DIRECTIONS: Below are records; count the lines in them that hold "Управления" and give only the count.

INPUT RECORDS:
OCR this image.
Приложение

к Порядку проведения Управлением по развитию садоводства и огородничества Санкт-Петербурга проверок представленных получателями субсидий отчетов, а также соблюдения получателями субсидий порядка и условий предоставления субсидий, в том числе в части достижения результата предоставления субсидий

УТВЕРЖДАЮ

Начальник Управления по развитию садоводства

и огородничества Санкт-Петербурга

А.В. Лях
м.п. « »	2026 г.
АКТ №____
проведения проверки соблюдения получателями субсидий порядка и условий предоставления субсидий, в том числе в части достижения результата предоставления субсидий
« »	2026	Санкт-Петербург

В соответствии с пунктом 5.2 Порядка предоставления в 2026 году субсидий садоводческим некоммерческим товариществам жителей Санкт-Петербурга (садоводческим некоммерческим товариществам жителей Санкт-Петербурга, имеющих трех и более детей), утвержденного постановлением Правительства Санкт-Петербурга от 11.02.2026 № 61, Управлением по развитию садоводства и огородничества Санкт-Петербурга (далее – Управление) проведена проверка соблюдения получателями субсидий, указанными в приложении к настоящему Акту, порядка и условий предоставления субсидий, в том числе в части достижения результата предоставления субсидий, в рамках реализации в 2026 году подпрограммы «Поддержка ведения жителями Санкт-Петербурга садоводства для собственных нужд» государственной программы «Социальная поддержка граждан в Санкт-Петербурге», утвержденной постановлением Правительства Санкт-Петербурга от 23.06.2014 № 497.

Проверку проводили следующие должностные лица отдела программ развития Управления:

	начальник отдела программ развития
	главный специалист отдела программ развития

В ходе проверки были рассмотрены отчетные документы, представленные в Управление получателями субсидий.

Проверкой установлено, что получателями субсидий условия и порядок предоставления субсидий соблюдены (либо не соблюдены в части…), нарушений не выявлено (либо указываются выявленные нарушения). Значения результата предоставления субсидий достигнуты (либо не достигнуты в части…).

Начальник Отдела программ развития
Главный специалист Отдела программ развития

TASK RESPONSE: 2